[Items listed in a dataset]
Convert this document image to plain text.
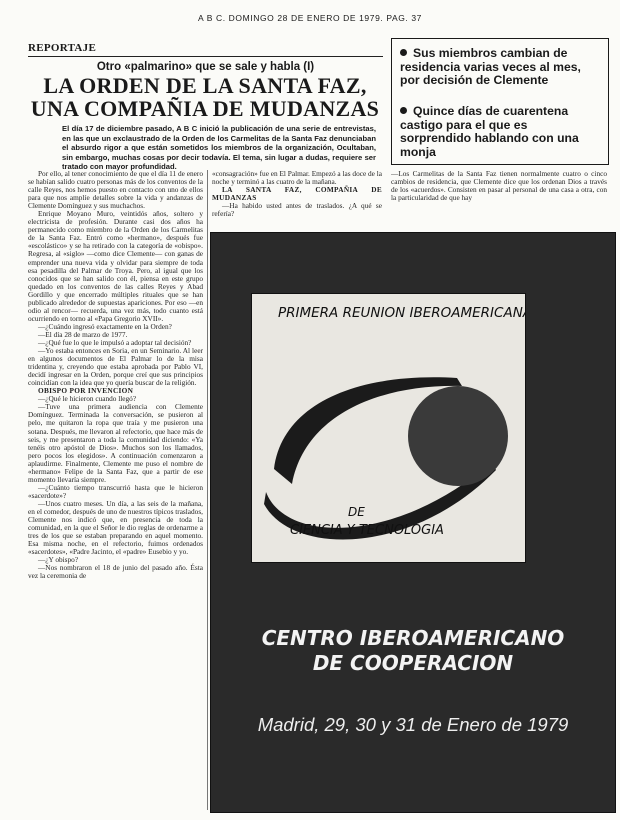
A B C. DOMINGO 28 DE ENERO DE 1979. PAG. 37
REPORTAJE
Otro «palmarino» que se sale y habla (I)
LA ORDEN DE LA SANTA FAZ, UNA COMPAÑIA DE MUDANZAS
El día 17 de diciembre pasado, A B C inició la publicación de una serie de entrevistas, en las que un exclaustrado de la Orden de los Carmelitas de la Santa Faz denunciaban el absurdo rigor a que están sometidos los miembros de la organización, Ocultaban, sin embargo, muchas cosas por decir todavía. El tema, sin lugar a dudas, requiere ser tratado con mayor profundidad.
Sus miembros cambian de residencia varias veces al mes, por decisión de Clemente
Quince días de cuarentena castigo para el que es sorprendido hablando con una monja

Por ello, al tener conocimiento de que el día 11 de enero se habían salido cuatro personas más de los conventos de la calle Reyes, nos hemos puesto en contacto con uno de ellos para que nos amplíe detalles sobre la vida y andanzas de Clemente Domínguez y sus muchachos.

Enrique Moyano Muro, veintidós años, soltero y electricista de profesión. Durante casi dos años ha permanecido como miembro de la Orden de los Carmelitas de la Santa Faz. Entró como «hermano», después fue «escolástico» y se ha retirado con la categoría de «obispo». Regresa, al «siglo» —como dice Clemente— con ganas de emprender una nueva vida y olvidar para siempre de toda esa pesadilla del Palmar de Troya. Pero, al igual que los conocidos que se han salido con él, piensa en este grupo quedado en los conventos de las calles Reyes y Abad Gordillo y que encerrado múltiples rituales que se han publicado alrededor de supuestas apariciones. Por eso —en odio al rencor— recuerda, una vez más, todo cuanto está ocurriendo en torno al «Papa Gregorio XVII».

—¿Cuándo ingresó exactamente en la Orden?

—El día 28 de marzo de 1977.

—¿Qué fue lo que le impulsó a adoptar tal decisión?

—Yo estaba entonces en Soria, en un Seminario. Al leer en algunos documentos de El Palmar lo de la misa tridentina y, creyendo que estaba aprobada por Pablo VI, decidí ingresar en la Orden, porque creí que sus principios coincidían con la idea que yo quería buscar de la religión.

OBISPO POR INVENCION

—¿Qué le hicieron cuando llegó?

—Tuve una primera audiencia con Clemente Domínguez. Terminada la conversación, se pusieron al pelo, me quitaron la ropa que traía y me pusieron una sotana. Después, me llevaron al refectorio, que hace más de seis, y me presentaron a toda la comunidad diciendo: «Ya tenéis otro apóstol de Dios». Muchos son los llamados, pero pocos los elegidos». A continuación comenzaron a aplaudirme. Finalmente, Clemente me puso el nombre de «hermano» Felipe de la Santa Faz, que a partir de ese momento llevaría siempre.

—¿Cuánto tiempo transcurrió hasta que le hicieron «sacerdote»?

—Unos cuatro meses. Un día, a las seis de la mañana, en el comedor, después de uno de nuestros típicos traslados, Clemente nos indicó que, en presencia de toda la comunidad, en la que el Señor le dio reglas de ordenarme a tres de los que se estaban preparando en aquel momento. Esa misma noche, en el refectorio, fuimos ordenados «sacerdotes», «Padre Jacinto, el «padre» Eusebio y yo.

—¿Y obispo?

—Nos nombraron el 18 de junio del pasado año. Ésta vez la ceremonia de

«consagración» fue en El Palmar. Empezó a las doce de la noche y terminó a las cuatro de la mañana.

LA SANTA FAZ, COMPAÑIA DE MUDANZAS

—Ha habido usted antes de traslados. ¿A qué se refería?

—Los Carmelitas de la Santa Faz tienen normalmente cuatro o cinco cambios de residencia, que Clemente dice que los ordenan Dios a través de los «acuerdos». Consisten en pasar al personal de una casa a otra, con la particularidad de que hay

PRIMERA REUNION IBEROAMERICANA
DE
CIENCIA Y TECNOLOGIA
CENTRO IBEROAMERICANO
DE COOPERACION
Madrid, 29, 30 y 31 de Enero de 1979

● What you will do:
Write every record out again exactly; no pictures belong in the copy.

● Exercise answer:
Convert this document image to plain text.
A B C. DOMINGO 28 DE ENERO DE 1979. PAG. 37
REPORTAJE
Otro «palmarino» que se sale y habla (I)
LA ORDEN DE LA SANTA FAZ, UNA COMPAÑIA DE MUDANZAS
El día 17 de diciembre pasado, A B C inició la publicación de una serie de entrevistas, en las que un exclaustrado de la Orden de los Carmelitas de la Santa Faz denunciaban el absurdo rigor a que están sometidos los miembros de la organización, Ocultaban, sin embargo, muchas cosas por decir todavía. El tema, sin lugar a dudas, requiere ser tratado con mayor profundidad.
Sus miembros cambian de residencia varias veces al mes, por decisión de Clemente
Quince días de cuarentena castigo para el que es sorprendido hablando con una monja

Por ello, al tener conocimiento de que el día 11 de enero se habían salido cuatro personas más de los conventos de la calle Reyes, nos hemos puesto en contacto con uno de ellos para que nos amplíe detalles sobre la vida y andanzas de Clemente Domínguez y sus muchachos.

Enrique Moyano Muro, veintidós años, soltero y electricista de profesión. Durante casi dos años ha permanecido como miembro de la Orden de los Carmelitas de la Santa Faz. Entró como «hermano», después fue «escolástico» y se ha retirado con la categoría de «obispo». Regresa, al «siglo» —como dice Clemente— con ganas de emprender una nueva vida y olvidar para siempre de toda esa pesadilla del Palmar de Troya. Pero, al igual que los conocidos que se han salido con él, piensa en este grupo quedado en los conventos de las calles Reyes y Abad Gordillo y que encerrado múltiples rituales que se han publicado alrededor de supuestas apariciones. Por eso —en odio al rencor— recuerda, una vez más, todo cuanto está ocurriendo en torno al «Papa Gregorio XVII».

—¿Cuándo ingresó exactamente en la Orden?

—El día 28 de marzo de 1977.

—¿Qué fue lo que le impulsó a adoptar tal decisión?

—Yo estaba entonces en Soria, en un Seminario. Al leer en algunos documentos de El Palmar lo de la misa tridentina y, creyendo que estaba aprobada por Pablo VI, decidí ingresar en la Orden, porque creí que sus principios coincidían con la idea que yo quería buscar de la religión.

OBISPO POR INVENCION

—¿Qué le hicieron cuando llegó?

—Tuve una primera audiencia con Clemente Domínguez. Terminada la conversación, se pusieron al pelo, me quitaron la ropa que traía y me pusieron una sotana. Después, me llevaron al refectorio, que hace más de seis, y me presentaron a toda la comunidad diciendo: «Ya tenéis otro apóstol de Dios». Muchos son los llamados, pero pocos los elegidos». A continuación comenzaron a aplaudirme. Finalmente, Clemente me puso el nombre de «hermano» Felipe de la Santa Faz, que a partir de ese momento llevaría siempre.

—¿Cuánto tiempo transcurrió hasta que le hicieron «sacerdote»?

—Unos cuatro meses. Un día, a las seis de la mañana, en el comedor, después de uno de nuestros típicos traslados, Clemente nos indicó que, en presencia de toda la comunidad, en la que el Señor le dio reglas de ordenarme a tres de los que se estaban preparando en aquel momento. Esa misma noche, en el refectorio, fuimos ordenados «sacerdotes», «Padre Jacinto, el «padre» Eusebio y yo.

—¿Y obispo?

—Nos nombraron el 18 de junio del pasado año. Ésta vez la ceremonia de

«consagración» fue en El Palmar. Empezó a las doce de la noche y terminó a las cuatro de la mañana.

LA SANTA FAZ, COMPAÑIA DE MUDANZAS

—Ha habido usted antes de traslados. ¿A qué se refería?

—Los Carmelitas de la Santa Faz tienen normalmente cuatro o cinco cambios de residencia, que Clemente dice que los ordenan Dios a través de los «acuerdos». Consisten en pasar al personal de una casa a otra, con la particularidad de que hay

PRIMERA REUNION IBEROAMERICANA
DE
CIENCIA Y TECNOLOGIA
CENTRO IBEROAMERICANO
DE COOPERACION
Madrid, 29, 30 y 31 de Enero de 1979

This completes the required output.